■ **Part of a data file**
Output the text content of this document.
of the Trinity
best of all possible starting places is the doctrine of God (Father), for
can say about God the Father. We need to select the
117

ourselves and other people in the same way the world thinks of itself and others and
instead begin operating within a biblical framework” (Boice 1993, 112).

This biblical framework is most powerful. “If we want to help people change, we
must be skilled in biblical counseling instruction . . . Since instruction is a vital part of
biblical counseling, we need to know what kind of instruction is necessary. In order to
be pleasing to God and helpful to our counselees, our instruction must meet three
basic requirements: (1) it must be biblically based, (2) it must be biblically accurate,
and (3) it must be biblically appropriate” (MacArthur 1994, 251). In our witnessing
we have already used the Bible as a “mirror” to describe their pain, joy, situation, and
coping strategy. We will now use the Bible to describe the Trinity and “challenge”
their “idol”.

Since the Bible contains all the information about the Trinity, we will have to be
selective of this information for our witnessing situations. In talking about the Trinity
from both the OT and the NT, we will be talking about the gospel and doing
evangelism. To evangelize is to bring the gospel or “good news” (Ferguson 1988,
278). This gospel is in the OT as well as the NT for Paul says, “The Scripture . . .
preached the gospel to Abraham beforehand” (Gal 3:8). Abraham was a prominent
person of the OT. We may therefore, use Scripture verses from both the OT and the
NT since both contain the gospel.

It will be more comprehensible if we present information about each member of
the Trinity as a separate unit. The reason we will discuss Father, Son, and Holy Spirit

==

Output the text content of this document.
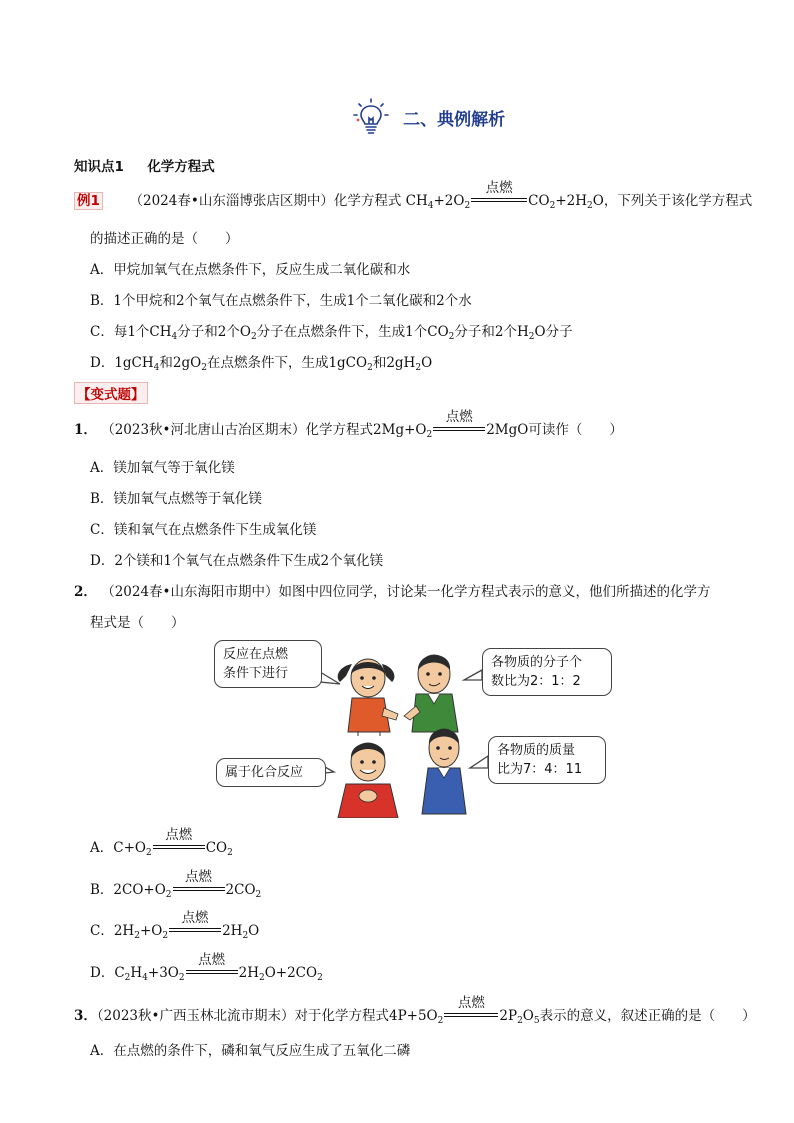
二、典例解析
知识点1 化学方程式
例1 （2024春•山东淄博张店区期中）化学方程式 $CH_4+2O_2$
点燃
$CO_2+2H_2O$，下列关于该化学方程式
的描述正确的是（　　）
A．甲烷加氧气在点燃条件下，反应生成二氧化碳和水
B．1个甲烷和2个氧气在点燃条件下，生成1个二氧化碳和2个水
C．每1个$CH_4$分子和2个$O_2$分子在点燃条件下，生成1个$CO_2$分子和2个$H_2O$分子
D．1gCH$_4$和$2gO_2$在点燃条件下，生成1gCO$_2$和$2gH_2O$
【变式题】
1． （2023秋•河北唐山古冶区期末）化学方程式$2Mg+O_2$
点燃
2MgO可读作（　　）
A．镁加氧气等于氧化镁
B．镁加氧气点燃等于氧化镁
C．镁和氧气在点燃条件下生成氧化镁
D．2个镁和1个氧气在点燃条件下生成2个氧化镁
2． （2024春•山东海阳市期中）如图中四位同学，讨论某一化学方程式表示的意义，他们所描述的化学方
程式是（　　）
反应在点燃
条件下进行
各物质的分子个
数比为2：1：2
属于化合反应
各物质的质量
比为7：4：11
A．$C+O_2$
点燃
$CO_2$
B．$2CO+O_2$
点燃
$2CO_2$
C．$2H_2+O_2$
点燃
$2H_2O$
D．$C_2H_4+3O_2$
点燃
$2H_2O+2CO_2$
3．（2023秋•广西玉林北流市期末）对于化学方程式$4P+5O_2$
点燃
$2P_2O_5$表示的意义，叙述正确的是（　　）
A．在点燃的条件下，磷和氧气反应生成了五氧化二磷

■ **Exercise objective**
From the data above, pick out each line containing "Trinity" and copy it.

■ **Response for this exercise**
of the Trinity
coping strategy. We will now use the Bible to describe the Trinity and “challenge”
Since the Bible contains all the information about the Trinity, we will have to be
selective of this information for our witnessing situations. In talking about the Trinity
the Trinity as a separate unit. The reason we will discuss Father, Son, and Holy Spirit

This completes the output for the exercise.